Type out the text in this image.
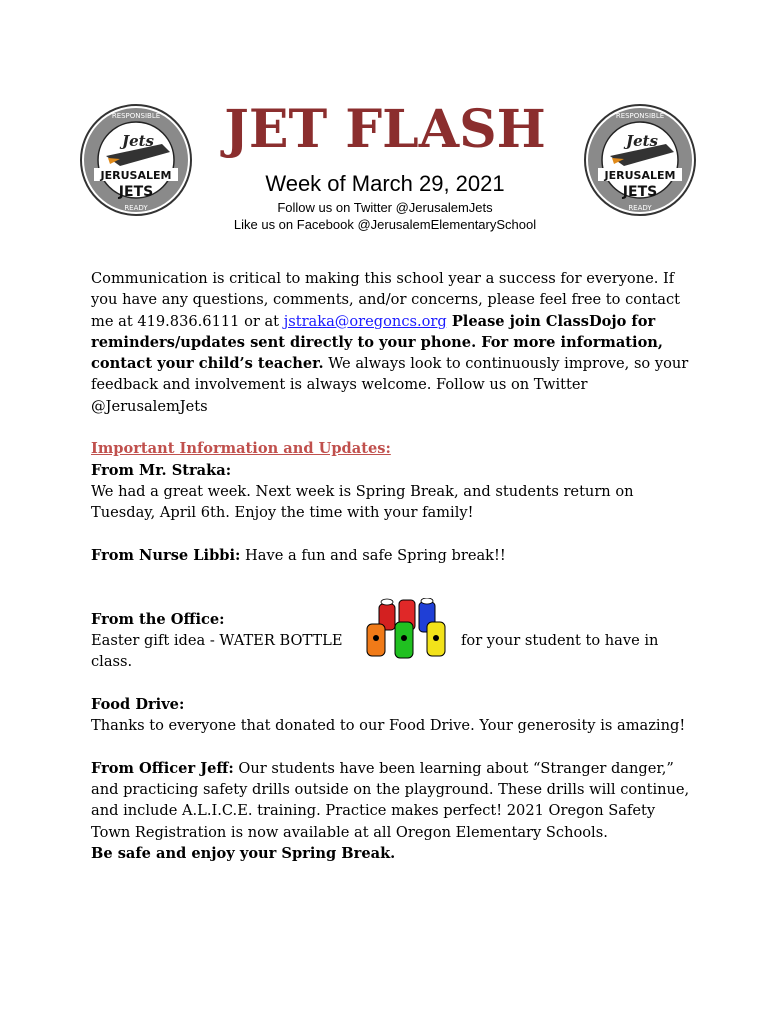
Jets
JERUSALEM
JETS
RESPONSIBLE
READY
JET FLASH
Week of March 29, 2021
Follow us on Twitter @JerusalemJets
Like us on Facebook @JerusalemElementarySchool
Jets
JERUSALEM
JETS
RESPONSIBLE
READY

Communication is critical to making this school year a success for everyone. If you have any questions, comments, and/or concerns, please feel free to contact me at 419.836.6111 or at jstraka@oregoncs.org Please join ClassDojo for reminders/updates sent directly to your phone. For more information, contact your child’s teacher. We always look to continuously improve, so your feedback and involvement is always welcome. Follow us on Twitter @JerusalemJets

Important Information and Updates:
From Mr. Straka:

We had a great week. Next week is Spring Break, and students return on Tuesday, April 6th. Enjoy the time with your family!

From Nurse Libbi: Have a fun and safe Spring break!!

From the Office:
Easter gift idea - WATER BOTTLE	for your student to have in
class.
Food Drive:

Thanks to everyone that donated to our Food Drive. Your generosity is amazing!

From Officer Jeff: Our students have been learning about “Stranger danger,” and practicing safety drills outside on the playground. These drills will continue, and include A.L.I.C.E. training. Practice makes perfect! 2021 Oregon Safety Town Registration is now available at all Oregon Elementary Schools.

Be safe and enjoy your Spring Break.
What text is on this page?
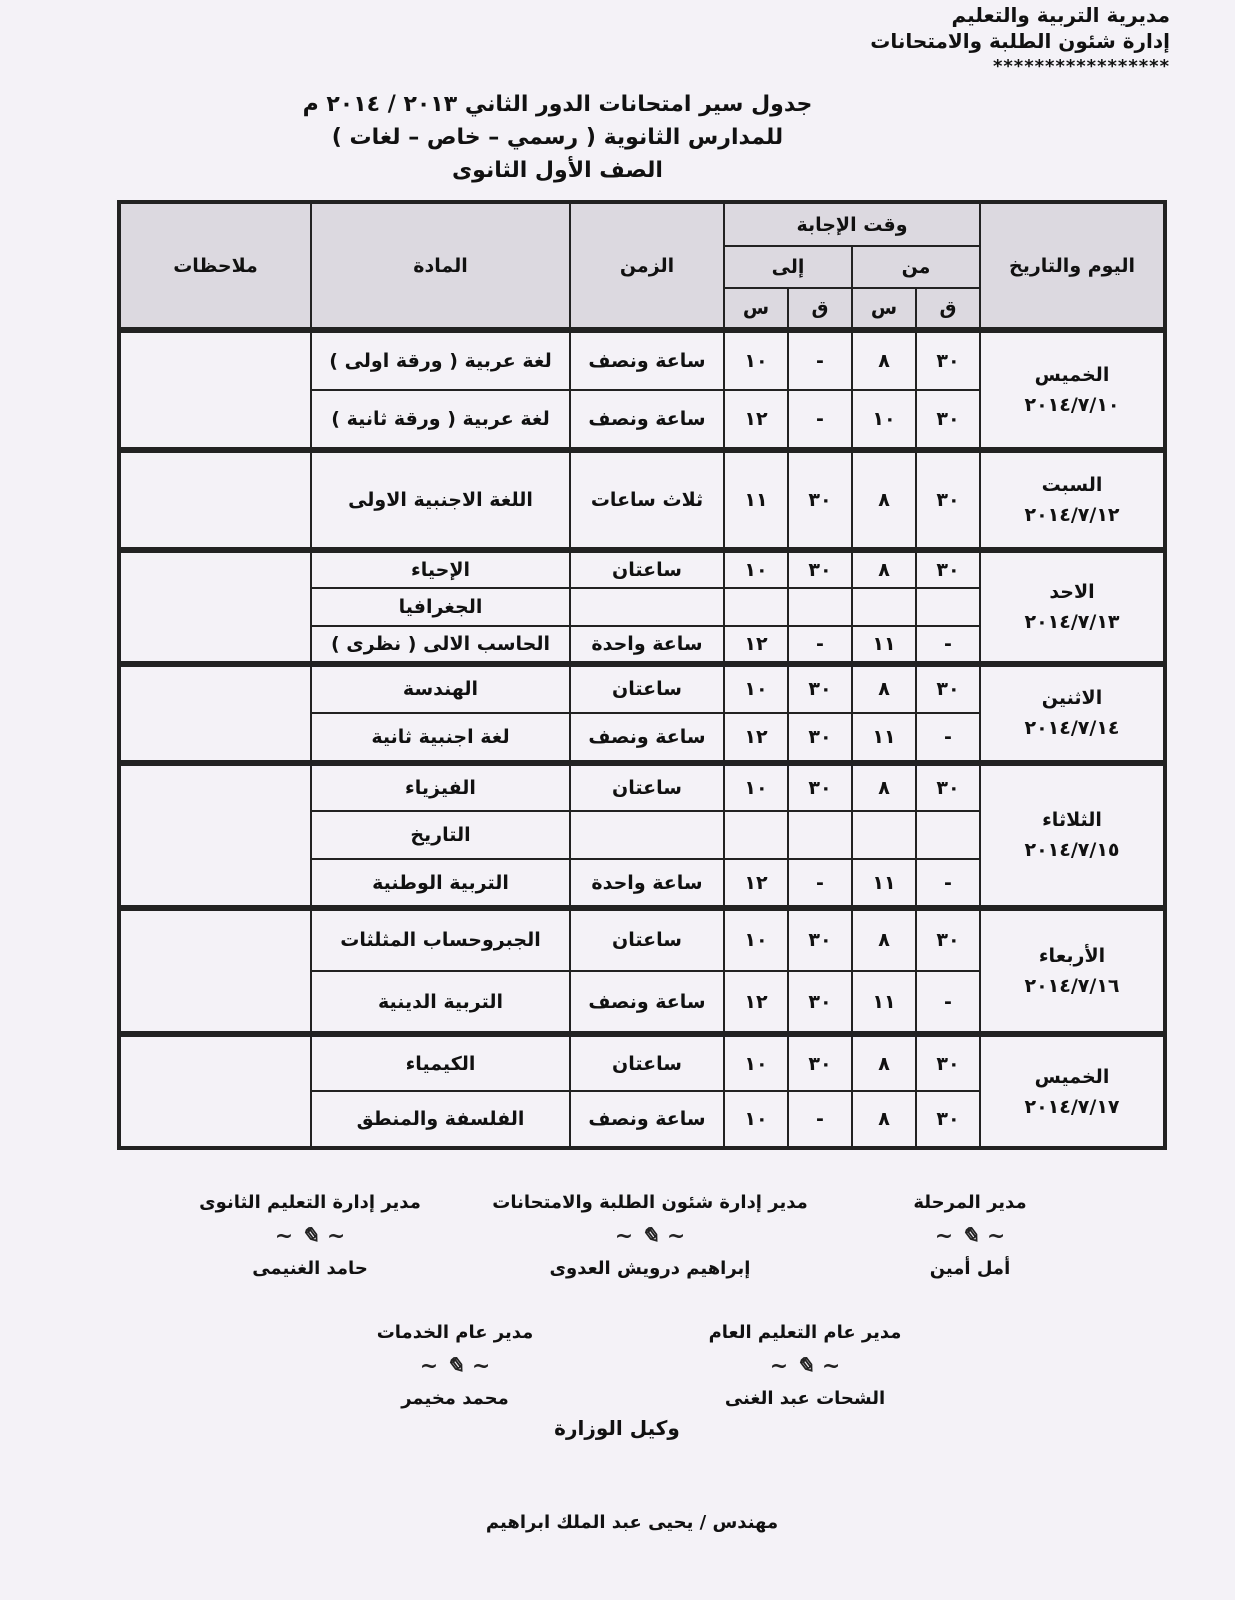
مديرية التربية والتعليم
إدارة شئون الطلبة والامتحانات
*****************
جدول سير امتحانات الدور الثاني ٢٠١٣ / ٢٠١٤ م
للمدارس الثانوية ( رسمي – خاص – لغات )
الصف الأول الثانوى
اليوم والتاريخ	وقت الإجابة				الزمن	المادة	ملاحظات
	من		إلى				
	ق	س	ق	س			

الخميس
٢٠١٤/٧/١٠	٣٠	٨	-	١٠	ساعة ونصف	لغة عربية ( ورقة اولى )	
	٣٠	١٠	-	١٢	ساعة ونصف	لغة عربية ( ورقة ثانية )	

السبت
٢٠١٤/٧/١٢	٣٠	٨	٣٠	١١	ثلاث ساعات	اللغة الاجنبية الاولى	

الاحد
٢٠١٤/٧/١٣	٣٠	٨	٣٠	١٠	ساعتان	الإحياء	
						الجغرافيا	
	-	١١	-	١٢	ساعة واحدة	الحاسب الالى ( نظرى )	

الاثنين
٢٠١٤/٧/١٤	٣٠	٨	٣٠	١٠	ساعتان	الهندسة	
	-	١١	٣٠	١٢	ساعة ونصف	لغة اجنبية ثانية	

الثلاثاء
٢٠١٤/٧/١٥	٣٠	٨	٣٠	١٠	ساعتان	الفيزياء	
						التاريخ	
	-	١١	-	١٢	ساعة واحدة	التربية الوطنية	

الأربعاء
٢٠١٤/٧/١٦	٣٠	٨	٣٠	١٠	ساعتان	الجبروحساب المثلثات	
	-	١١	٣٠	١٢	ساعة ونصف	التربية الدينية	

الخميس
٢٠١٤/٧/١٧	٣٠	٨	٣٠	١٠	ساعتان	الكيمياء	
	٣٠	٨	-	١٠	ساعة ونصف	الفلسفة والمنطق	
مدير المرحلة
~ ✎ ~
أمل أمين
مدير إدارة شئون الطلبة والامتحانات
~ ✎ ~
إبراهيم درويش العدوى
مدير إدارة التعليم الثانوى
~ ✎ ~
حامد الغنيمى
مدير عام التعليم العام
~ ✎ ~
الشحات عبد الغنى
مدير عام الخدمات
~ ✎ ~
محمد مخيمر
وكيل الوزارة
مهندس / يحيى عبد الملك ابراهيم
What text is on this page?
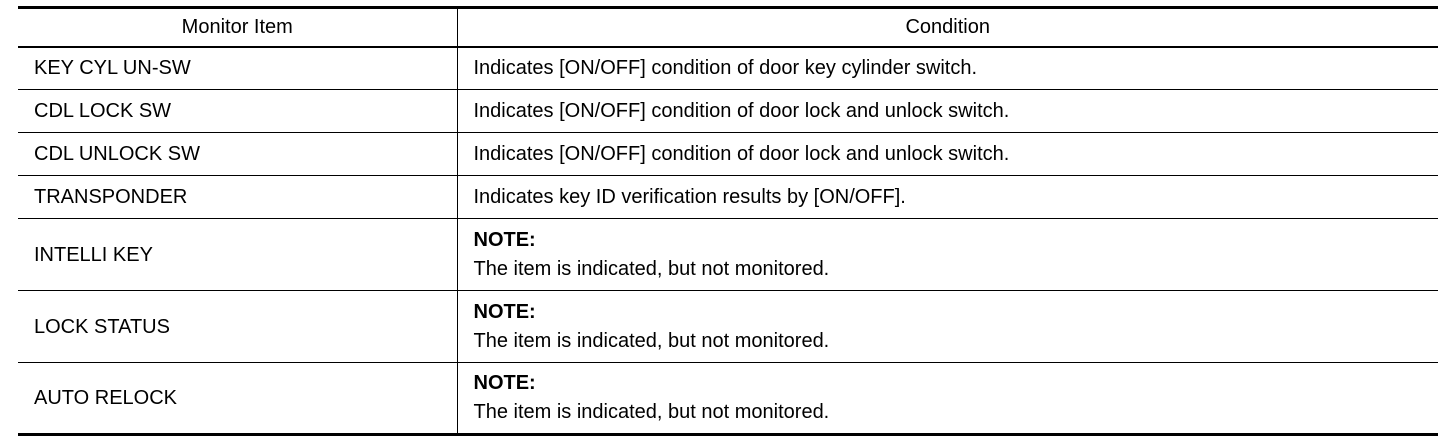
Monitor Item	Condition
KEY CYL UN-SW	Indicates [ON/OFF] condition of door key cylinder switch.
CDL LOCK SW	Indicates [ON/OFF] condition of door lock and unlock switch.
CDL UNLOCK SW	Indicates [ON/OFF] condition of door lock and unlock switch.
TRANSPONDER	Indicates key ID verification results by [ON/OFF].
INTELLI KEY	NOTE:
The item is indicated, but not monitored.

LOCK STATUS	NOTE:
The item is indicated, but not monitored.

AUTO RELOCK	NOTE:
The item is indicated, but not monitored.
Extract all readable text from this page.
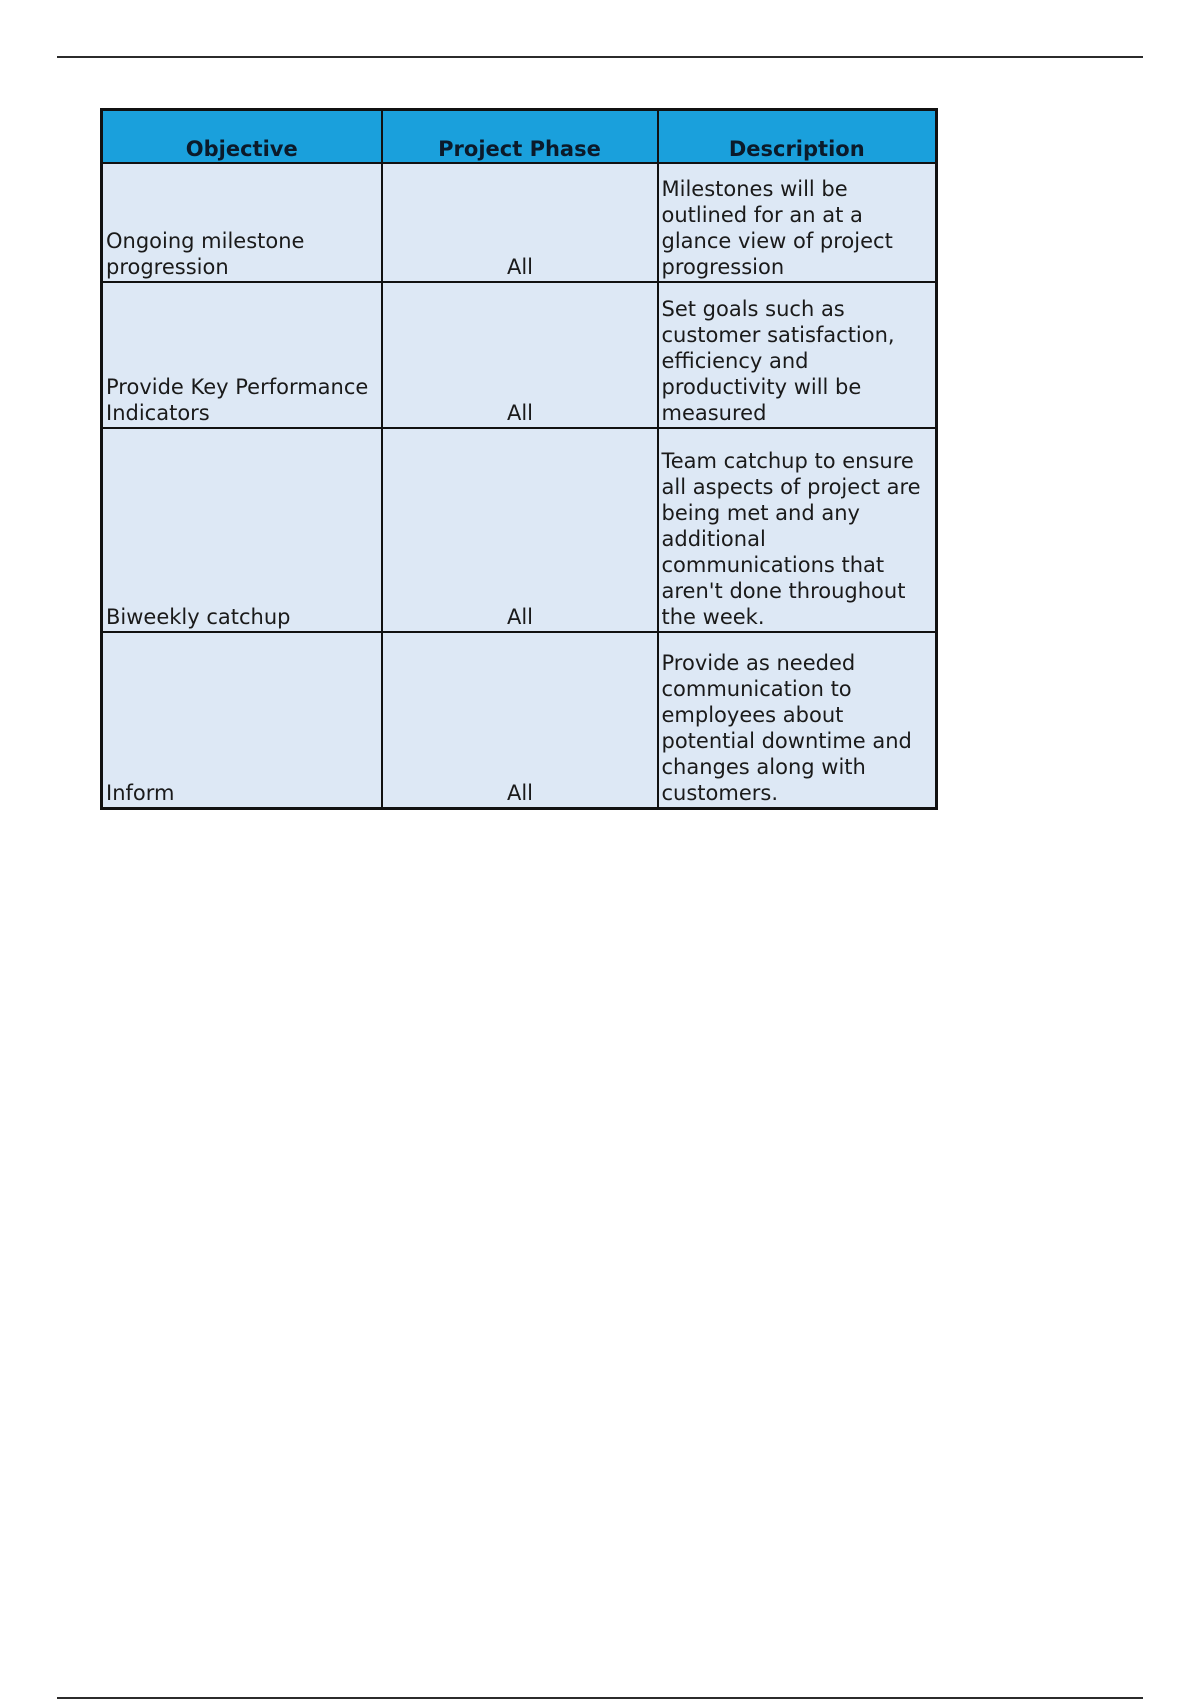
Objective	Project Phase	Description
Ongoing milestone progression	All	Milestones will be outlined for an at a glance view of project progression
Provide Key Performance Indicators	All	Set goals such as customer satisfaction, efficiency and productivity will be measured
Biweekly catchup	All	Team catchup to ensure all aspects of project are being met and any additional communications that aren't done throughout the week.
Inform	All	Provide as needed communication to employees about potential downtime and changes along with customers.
________________
- [TASK DETAILS] Restate verbatim the lines running from the line with "Extract all readable text from this page." through the end of the material; both ends count, and images are omitted.

- [COMPLETE OUTPUT]
Extract all readable text from this page.
Objective	Project Phase	Description
Ongoing milestone progression	All	Milestones will be outlined for an at a glance view of project progression
Provide Key Performance Indicators	All	Set goals such as customer satisfaction, efficiency and productivity will be measured
Biweekly catchup	All	Team catchup to ensure all aspects of project are being met and any additional communications that aren't done throughout the week.
Inform	All	Provide as needed communication to employees about potential downtime and changes along with customers.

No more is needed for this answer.